TO DO: Would you pull out every line of the material that contains the string "paragraph"?

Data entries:
((
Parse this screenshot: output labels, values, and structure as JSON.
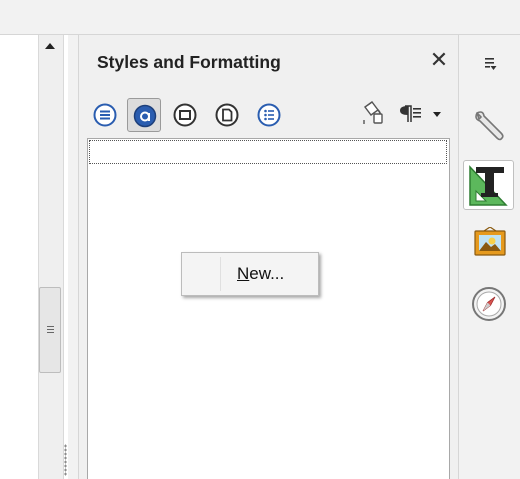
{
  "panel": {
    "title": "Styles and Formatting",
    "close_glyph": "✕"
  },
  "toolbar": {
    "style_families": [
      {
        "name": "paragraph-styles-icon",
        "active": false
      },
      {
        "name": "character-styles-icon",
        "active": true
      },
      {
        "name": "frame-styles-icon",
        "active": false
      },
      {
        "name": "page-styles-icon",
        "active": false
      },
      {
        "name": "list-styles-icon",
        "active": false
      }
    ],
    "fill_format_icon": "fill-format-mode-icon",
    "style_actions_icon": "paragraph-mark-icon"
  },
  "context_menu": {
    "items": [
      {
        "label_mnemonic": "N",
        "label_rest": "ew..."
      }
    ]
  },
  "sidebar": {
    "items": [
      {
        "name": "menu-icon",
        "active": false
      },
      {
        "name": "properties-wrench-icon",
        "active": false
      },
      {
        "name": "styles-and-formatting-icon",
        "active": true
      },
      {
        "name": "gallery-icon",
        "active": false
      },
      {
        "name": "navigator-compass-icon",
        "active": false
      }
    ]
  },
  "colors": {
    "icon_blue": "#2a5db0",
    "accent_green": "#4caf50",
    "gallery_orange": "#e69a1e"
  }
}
))
WRITTEN RESPONSE:
        "name": "paragraph-styles-icon",
    "style_actions_icon": "paragraph-mark-icon"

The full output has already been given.